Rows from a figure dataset
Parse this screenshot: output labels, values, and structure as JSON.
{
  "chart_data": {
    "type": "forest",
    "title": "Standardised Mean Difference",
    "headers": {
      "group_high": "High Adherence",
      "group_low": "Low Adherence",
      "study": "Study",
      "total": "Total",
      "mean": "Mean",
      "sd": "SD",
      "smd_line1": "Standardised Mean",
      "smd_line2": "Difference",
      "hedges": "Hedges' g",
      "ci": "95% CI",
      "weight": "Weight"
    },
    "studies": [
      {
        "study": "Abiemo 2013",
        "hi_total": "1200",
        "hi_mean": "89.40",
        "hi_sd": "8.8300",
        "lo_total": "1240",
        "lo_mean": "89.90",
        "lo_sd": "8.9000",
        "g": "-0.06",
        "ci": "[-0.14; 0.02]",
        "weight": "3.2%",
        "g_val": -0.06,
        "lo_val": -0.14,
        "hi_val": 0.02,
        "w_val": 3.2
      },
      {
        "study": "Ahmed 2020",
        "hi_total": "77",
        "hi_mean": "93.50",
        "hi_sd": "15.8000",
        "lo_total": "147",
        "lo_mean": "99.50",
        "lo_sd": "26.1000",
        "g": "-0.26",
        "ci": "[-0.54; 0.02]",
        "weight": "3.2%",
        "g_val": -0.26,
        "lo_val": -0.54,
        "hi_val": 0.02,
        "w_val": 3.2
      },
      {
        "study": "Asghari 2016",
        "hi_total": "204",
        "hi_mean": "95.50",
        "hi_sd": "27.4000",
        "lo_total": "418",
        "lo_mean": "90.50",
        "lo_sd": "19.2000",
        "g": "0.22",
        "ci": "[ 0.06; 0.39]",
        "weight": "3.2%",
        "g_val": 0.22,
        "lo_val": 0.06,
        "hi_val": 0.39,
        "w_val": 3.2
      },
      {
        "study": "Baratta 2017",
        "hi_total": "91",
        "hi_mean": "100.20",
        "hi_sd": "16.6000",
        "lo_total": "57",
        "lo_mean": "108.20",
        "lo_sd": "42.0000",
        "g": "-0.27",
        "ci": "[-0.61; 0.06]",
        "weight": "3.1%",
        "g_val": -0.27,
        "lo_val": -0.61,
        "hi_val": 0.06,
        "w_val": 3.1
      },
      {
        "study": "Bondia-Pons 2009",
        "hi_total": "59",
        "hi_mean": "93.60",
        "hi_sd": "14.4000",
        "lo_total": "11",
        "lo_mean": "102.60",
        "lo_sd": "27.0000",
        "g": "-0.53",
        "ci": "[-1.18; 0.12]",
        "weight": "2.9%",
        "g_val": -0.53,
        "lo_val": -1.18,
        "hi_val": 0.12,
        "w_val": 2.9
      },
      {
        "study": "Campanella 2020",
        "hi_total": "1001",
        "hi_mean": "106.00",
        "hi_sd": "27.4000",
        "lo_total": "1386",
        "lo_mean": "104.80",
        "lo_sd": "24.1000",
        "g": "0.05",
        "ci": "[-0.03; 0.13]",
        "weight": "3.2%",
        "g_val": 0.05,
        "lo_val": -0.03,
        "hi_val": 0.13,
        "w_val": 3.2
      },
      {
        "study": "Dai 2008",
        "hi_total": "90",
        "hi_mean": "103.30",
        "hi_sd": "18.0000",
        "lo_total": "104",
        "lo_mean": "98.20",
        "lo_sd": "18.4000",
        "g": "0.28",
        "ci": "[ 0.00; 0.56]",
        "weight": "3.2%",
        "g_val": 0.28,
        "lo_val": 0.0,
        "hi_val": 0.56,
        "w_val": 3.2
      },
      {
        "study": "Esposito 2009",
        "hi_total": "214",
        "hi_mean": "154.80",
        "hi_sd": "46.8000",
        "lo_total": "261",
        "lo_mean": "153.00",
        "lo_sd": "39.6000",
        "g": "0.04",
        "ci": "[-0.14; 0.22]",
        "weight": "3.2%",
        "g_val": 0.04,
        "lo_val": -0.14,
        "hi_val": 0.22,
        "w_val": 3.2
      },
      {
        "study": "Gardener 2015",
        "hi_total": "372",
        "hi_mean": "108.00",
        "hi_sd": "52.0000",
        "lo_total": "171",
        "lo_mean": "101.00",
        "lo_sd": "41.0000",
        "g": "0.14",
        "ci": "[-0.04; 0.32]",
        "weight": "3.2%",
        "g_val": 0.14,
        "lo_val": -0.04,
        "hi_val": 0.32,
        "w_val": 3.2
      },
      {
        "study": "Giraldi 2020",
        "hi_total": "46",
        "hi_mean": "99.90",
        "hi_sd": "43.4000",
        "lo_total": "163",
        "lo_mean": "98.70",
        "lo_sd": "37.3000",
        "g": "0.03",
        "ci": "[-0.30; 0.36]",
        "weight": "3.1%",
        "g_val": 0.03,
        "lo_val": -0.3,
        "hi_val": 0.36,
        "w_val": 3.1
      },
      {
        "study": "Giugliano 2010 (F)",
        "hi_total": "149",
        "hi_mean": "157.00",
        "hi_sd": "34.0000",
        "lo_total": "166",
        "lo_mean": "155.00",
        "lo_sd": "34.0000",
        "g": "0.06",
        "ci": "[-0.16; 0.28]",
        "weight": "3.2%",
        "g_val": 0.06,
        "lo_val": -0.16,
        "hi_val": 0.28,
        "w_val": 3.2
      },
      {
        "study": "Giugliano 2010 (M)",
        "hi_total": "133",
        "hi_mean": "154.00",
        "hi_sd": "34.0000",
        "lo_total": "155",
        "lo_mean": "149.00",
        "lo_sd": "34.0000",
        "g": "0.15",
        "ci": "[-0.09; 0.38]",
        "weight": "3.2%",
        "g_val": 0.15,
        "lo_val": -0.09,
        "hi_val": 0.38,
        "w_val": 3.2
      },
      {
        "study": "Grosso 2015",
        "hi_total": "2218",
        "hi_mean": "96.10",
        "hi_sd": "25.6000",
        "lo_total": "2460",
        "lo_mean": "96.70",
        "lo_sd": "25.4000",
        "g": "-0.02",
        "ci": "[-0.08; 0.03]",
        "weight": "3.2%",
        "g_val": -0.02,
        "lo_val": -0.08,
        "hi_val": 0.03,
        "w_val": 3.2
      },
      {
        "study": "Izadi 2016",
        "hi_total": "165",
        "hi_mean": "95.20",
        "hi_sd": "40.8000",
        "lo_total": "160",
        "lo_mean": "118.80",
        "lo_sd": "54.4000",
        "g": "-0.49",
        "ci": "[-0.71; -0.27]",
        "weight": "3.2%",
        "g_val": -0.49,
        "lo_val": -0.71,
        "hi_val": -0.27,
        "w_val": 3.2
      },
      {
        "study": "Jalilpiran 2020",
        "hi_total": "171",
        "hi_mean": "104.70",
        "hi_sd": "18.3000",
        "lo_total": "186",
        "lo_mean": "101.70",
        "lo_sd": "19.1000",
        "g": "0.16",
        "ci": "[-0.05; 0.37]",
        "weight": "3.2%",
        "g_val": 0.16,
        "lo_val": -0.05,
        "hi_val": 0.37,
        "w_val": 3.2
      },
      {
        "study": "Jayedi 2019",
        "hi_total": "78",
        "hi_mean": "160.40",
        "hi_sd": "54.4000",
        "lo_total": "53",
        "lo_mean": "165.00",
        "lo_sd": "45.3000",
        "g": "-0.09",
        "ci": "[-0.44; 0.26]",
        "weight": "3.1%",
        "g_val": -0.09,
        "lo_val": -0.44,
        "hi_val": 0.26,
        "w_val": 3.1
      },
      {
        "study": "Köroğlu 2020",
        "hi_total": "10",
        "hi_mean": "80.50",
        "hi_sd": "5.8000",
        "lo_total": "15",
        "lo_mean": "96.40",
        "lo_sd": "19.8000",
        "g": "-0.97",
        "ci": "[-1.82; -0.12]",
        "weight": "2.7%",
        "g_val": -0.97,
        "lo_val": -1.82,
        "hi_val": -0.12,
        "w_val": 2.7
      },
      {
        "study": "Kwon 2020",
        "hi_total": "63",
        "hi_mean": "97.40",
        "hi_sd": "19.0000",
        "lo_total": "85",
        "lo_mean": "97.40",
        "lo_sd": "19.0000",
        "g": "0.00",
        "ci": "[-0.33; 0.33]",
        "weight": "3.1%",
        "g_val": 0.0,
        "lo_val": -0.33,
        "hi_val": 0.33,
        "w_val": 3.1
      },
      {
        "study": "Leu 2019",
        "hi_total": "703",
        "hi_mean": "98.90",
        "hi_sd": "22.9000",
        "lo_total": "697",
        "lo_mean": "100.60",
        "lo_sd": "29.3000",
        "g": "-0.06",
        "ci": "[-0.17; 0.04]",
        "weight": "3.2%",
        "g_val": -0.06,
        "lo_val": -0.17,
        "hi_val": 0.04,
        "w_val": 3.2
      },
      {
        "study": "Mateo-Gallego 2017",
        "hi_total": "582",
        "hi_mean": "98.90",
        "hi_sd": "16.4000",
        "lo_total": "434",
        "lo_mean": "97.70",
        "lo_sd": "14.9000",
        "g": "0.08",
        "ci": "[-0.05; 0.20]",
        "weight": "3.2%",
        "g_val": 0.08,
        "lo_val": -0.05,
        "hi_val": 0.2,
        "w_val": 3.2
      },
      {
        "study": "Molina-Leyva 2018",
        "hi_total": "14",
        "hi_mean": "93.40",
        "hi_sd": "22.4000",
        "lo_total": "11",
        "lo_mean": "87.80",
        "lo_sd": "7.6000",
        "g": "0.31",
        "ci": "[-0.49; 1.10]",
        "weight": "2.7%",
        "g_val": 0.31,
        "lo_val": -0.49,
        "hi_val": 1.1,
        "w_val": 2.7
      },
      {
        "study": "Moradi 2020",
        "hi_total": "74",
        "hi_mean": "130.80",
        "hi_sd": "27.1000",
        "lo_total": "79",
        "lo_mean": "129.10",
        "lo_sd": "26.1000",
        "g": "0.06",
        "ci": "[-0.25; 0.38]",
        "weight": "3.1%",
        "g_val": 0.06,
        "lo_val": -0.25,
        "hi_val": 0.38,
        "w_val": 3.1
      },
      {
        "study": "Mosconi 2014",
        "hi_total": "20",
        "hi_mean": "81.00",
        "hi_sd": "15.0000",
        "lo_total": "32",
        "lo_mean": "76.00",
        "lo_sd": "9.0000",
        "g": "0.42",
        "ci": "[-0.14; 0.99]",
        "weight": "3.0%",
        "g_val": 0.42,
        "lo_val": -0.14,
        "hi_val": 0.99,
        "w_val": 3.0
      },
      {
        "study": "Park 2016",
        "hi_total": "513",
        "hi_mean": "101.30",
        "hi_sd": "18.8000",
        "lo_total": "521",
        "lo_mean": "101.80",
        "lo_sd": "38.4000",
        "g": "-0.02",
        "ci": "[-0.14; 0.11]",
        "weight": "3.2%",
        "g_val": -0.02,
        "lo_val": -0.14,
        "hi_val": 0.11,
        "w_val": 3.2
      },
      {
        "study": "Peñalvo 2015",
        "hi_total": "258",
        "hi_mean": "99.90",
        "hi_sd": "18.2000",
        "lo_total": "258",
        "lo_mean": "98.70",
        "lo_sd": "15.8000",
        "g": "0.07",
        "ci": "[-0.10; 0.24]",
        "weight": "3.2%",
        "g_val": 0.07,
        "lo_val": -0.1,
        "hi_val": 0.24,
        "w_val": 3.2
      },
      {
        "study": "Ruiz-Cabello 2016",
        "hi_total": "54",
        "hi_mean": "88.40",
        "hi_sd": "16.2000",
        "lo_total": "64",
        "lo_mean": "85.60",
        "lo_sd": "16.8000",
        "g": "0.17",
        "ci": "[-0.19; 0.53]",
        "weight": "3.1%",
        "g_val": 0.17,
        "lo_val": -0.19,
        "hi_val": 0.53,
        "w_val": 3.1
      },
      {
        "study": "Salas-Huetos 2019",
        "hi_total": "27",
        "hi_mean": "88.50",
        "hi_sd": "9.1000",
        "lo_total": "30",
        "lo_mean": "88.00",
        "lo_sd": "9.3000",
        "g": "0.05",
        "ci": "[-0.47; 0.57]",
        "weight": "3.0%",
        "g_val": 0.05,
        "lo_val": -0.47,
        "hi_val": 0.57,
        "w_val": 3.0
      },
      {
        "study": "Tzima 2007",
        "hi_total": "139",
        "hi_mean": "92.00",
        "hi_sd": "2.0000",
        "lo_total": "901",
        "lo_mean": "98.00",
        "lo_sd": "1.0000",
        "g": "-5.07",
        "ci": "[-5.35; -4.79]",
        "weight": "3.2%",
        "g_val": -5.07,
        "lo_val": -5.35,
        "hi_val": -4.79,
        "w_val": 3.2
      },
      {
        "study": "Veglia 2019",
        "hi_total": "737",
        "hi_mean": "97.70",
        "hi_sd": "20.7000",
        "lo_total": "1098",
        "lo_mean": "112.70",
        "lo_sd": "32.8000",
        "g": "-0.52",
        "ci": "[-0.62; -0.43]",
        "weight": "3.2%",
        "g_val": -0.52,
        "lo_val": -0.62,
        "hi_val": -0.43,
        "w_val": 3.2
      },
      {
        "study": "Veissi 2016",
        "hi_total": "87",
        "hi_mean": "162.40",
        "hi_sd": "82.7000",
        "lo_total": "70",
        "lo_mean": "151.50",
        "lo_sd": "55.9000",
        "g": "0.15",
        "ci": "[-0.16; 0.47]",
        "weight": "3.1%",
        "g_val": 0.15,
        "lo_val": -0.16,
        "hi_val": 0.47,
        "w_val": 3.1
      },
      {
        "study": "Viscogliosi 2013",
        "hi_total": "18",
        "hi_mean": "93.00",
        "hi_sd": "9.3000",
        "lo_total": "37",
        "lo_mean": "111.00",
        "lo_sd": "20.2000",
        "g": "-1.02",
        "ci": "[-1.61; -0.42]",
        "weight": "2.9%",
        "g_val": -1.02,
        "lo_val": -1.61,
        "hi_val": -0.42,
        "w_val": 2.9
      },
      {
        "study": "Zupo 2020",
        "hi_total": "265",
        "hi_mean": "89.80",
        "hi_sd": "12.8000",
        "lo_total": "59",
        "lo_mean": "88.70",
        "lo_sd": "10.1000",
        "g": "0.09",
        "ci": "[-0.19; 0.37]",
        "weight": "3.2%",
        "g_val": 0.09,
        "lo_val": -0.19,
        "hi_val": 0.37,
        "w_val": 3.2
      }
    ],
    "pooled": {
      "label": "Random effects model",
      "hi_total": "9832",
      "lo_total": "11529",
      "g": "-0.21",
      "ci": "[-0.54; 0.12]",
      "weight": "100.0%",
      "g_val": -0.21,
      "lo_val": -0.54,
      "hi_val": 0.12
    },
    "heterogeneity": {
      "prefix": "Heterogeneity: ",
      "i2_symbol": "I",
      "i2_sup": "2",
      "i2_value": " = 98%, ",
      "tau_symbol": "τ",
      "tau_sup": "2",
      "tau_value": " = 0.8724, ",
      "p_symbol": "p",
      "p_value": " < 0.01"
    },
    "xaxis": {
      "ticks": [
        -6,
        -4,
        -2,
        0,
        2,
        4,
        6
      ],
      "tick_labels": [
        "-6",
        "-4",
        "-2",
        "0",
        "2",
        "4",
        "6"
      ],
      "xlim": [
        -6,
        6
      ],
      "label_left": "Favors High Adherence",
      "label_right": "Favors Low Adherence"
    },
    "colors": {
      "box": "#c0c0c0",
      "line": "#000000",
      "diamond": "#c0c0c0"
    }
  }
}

> [CHALLENGE]
Search the entries for the string "Adherence" and collect each line that has it.

> [ANSWER FOR THE TASK]
      "group_high": "High Adherence",
      "group_low": "Low Adherence",
      "label_left": "Favors High Adherence",
      "label_right": "Favors Low Adherence"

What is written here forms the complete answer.